*TASK TO CARRY OUT:* Print every line of the listing below verbatim, with nothing added, dropped, or changed.

[Records of layout regions]

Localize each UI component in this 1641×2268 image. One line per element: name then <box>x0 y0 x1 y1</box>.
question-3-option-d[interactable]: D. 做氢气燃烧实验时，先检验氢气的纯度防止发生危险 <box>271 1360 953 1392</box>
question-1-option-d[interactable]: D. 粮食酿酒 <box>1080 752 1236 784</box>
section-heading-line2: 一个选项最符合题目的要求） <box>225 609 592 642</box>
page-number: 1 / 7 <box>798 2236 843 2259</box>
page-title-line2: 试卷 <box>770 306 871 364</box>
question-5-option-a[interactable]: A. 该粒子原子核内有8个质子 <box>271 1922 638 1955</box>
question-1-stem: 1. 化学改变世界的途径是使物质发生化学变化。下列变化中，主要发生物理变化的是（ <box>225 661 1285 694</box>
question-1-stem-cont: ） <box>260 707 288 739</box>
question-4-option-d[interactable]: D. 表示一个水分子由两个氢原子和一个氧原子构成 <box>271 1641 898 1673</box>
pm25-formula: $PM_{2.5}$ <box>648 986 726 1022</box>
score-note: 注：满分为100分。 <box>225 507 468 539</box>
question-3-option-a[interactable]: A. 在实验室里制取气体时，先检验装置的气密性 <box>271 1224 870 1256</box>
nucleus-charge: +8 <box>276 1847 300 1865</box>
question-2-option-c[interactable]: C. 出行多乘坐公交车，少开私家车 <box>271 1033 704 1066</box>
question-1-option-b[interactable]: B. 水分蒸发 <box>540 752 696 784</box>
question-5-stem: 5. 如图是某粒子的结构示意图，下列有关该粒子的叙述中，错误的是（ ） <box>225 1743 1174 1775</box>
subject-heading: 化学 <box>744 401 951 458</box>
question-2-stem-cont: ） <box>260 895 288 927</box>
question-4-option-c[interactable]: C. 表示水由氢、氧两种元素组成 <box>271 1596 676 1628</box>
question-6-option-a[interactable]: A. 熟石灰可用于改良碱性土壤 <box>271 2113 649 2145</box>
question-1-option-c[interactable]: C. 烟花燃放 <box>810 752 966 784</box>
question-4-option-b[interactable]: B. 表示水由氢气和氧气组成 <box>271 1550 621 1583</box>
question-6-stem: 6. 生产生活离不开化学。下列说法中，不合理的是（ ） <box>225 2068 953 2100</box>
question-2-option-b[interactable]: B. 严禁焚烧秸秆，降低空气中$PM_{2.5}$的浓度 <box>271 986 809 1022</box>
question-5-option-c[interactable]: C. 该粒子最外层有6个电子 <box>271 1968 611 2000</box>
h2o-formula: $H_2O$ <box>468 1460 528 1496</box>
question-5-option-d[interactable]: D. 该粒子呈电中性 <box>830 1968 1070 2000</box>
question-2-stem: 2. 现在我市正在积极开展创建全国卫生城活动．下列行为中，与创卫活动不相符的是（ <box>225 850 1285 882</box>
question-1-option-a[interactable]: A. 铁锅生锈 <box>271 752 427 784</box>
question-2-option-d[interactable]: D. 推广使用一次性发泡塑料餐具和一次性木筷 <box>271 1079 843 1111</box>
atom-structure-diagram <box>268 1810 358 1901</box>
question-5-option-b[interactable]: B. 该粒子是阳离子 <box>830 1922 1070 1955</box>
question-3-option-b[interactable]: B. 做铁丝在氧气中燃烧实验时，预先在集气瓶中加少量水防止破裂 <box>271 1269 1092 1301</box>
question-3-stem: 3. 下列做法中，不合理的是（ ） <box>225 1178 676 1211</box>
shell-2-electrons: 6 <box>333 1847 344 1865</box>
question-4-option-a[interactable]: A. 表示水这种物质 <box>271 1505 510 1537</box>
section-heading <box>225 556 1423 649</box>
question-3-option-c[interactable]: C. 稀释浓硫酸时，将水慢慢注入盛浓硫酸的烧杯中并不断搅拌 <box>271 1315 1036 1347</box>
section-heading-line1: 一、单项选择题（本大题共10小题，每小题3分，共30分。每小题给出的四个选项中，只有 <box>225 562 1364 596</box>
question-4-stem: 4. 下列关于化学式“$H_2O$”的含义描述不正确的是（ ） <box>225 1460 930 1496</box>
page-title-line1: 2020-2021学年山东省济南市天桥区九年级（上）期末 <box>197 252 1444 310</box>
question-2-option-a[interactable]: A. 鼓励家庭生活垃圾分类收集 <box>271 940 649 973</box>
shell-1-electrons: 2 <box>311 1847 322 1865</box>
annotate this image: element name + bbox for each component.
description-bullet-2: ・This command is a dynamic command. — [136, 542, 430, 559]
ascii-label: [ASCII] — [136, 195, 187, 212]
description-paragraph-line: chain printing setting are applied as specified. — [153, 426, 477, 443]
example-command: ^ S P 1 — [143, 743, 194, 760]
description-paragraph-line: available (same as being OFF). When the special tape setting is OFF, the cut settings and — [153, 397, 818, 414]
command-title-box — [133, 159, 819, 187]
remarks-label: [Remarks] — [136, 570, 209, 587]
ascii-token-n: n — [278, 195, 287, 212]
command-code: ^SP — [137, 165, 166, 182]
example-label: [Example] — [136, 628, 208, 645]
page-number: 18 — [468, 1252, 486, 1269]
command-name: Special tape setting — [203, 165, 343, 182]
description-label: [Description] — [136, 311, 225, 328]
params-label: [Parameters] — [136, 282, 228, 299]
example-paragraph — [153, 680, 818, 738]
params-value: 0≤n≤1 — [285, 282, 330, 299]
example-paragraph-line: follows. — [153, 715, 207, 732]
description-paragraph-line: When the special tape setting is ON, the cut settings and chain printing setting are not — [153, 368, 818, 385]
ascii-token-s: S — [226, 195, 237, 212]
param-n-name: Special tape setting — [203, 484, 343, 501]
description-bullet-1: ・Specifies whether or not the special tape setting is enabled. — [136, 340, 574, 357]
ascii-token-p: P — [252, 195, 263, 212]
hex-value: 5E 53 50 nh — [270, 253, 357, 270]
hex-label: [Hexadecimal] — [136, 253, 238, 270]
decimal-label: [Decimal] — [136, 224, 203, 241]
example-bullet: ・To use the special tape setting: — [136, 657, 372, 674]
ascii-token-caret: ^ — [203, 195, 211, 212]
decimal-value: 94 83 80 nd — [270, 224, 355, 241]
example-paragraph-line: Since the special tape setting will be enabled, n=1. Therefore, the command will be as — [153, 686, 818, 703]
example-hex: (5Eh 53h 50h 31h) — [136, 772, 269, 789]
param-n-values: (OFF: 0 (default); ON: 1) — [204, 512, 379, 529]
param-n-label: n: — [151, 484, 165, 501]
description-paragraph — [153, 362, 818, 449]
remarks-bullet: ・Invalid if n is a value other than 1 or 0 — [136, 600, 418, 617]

*RESPONSE TO THE EXERCISE:*
Localize each UI component in this 1641×2268 image. One line per element: name then <box>x0 y0 x1 y1</box>.
question-3-option-d[interactable]: D. 做氢气燃烧实验时，先检验氢气的纯度防止发生危险 <box>271 1360 953 1392</box>
question-1-option-d[interactable]: D. 粮食酿酒 <box>1080 752 1236 784</box>
section-heading-line2: 一个选项最符合题目的要求） <box>225 609 592 642</box>
page-number: 1 / 7 <box>798 2236 843 2259</box>
page-title-line2: 试卷 <box>770 306 871 364</box>
question-5-option-a[interactable]: A. 该粒子原子核内有8个质子 <box>271 1922 638 1955</box>
question-1-stem: 1. 化学改变世界的途径是使物质发生化学变化。下列变化中，主要发生物理变化的是（ <box>225 661 1285 694</box>
question-1-stem-cont: ） <box>260 707 288 739</box>
question-4-option-d[interactable]: D. 表示一个水分子由两个氢原子和一个氧原子构成 <box>271 1641 898 1673</box>
pm25-formula: $PM_{2.5}$ <box>648 986 726 1022</box>
score-note: 注：满分为100分。 <box>225 507 468 539</box>
question-3-option-a[interactable]: A. 在实验室里制取气体时，先检验装置的气密性 <box>271 1224 870 1256</box>
nucleus-charge: +8 <box>276 1847 300 1865</box>
question-2-option-c[interactable]: C. 出行多乘坐公交车，少开私家车 <box>271 1033 704 1066</box>
question-1-option-b[interactable]: B. 水分蒸发 <box>540 752 696 784</box>
question-5-stem: 5. 如图是某粒子的结构示意图，下列有关该粒子的叙述中，错误的是（ ） <box>225 1743 1174 1775</box>
subject-heading: 化学 <box>744 401 951 458</box>
question-2-stem-cont: ） <box>260 895 288 927</box>
question-4-option-c[interactable]: C. 表示水由氢、氧两种元素组成 <box>271 1596 676 1628</box>
question-6-option-a[interactable]: A. 熟石灰可用于改良碱性土壤 <box>271 2113 649 2145</box>
question-1-option-c[interactable]: C. 烟花燃放 <box>810 752 966 784</box>
question-4-option-b[interactable]: B. 表示水由氢气和氧气组成 <box>271 1550 621 1583</box>
question-6-stem: 6. 生产生活离不开化学。下列说法中，不合理的是（ ） <box>225 2068 953 2100</box>
question-2-option-b[interactable]: B. 严禁焚烧秸秆，降低空气中$PM_{2.5}$的浓度 <box>271 986 809 1022</box>
question-5-option-c[interactable]: C. 该粒子最外层有6个电子 <box>271 1968 611 2000</box>
h2o-formula: $H_2O$ <box>468 1460 528 1496</box>
question-5-option-d[interactable]: D. 该粒子呈电中性 <box>830 1968 1070 2000</box>
question-2-stem: 2. 现在我市正在积极开展创建全国卫生城活动．下列行为中，与创卫活动不相符的是（ <box>225 850 1285 882</box>
question-1-option-a[interactable]: A. 铁锅生锈 <box>271 752 427 784</box>
question-2-option-d[interactable]: D. 推广使用一次性发泡塑料餐具和一次性木筷 <box>271 1079 843 1111</box>
atom-structure-diagram <box>268 1810 358 1901</box>
question-5-option-b[interactable]: B. 该粒子是阳离子 <box>830 1922 1070 1955</box>
question-3-option-b[interactable]: B. 做铁丝在氧气中燃烧实验时，预先在集气瓶中加少量水防止破裂 <box>271 1269 1092 1301</box>
question-3-stem: 3. 下列做法中，不合理的是（ ） <box>225 1178 676 1211</box>
shell-2-electrons: 6 <box>333 1847 344 1865</box>
question-4-option-a[interactable]: A. 表示水这种物质 <box>271 1505 510 1537</box>
section-heading <box>225 556 1423 649</box>
question-3-option-c[interactable]: C. 稀释浓硫酸时，将水慢慢注入盛浓硫酸的烧杯中并不断搅拌 <box>271 1315 1036 1347</box>
section-heading-line1: 一、单项选择题（本大题共10小题，每小题3分，共30分。每小题给出的四个选项中，只有 <box>225 562 1364 596</box>
question-4-stem: 4. 下列关于化学式“$H_2O$”的含义描述不正确的是（ ） <box>225 1460 930 1496</box>
page-title-line1: 2020-2021学年山东省济南市天桥区九年级（上）期末 <box>197 252 1444 310</box>
question-2-option-a[interactable]: A. 鼓励家庭生活垃圾分类收集 <box>271 940 649 973</box>
shell-1-electrons: 2 <box>311 1847 322 1865</box>
annotate this image: element name + bbox for each component.
description-bullet-2: ・This command is a dynamic command. — [136, 542, 430, 559]
ascii-label: [ASCII] — [136, 195, 187, 212]
description-paragraph-line: chain printing setting are applied as specified. — [153, 426, 477, 443]
example-command: ^ S P 1 — [143, 743, 194, 760]
description-paragraph-line: available (same as being OFF). When the special tape setting is OFF, the cut settings and — [153, 397, 818, 414]
command-title-box — [133, 159, 819, 187]
remarks-label: [Remarks] — [136, 570, 209, 587]
ascii-token-n: n — [278, 195, 287, 212]
command-code: ^SP — [137, 165, 166, 182]
example-label: [Example] — [136, 628, 208, 645]
page-number: 18 — [468, 1252, 486, 1269]
command-name: Special tape setting — [203, 165, 343, 182]
description-label: [Description] — [136, 311, 225, 328]
params-label: [Parameters] — [136, 282, 228, 299]
example-paragraph — [153, 680, 818, 738]
params-value: 0≤n≤1 — [285, 282, 330, 299]
example-paragraph-line: follows. — [153, 715, 207, 732]
description-paragraph-line: When the special tape setting is ON, the cut settings and chain printing setting are not — [153, 368, 818, 385]
ascii-token-s: S — [226, 195, 237, 212]
param-n-name: Special tape setting — [203, 484, 343, 501]
description-bullet-1: ・Specifies whether or not the special tape setting is enabled. — [136, 340, 574, 357]
ascii-token-p: P — [252, 195, 263, 212]
hex-value: 5E 53 50 nh — [270, 253, 357, 270]
hex-label: [Hexadecimal] — [136, 253, 238, 270]
decimal-label: [Decimal] — [136, 224, 203, 241]
example-bullet: ・To use the special tape setting: — [136, 657, 372, 674]
ascii-token-caret: ^ — [203, 195, 211, 212]
decimal-value: 94 83 80 nd — [270, 224, 355, 241]
example-paragraph-line: Since the special tape setting will be enabled, n=1. Therefore, the command will be as — [153, 686, 818, 703]
example-hex: (5Eh 53h 50h 31h) — [136, 772, 269, 789]
param-n-values: (OFF: 0 (default); ON: 1) — [204, 512, 379, 529]
param-n-label: n: — [151, 484, 165, 501]
description-paragraph — [153, 362, 818, 449]
remarks-bullet: ・Invalid if n is a value other than 1 or 0 — [136, 600, 418, 617]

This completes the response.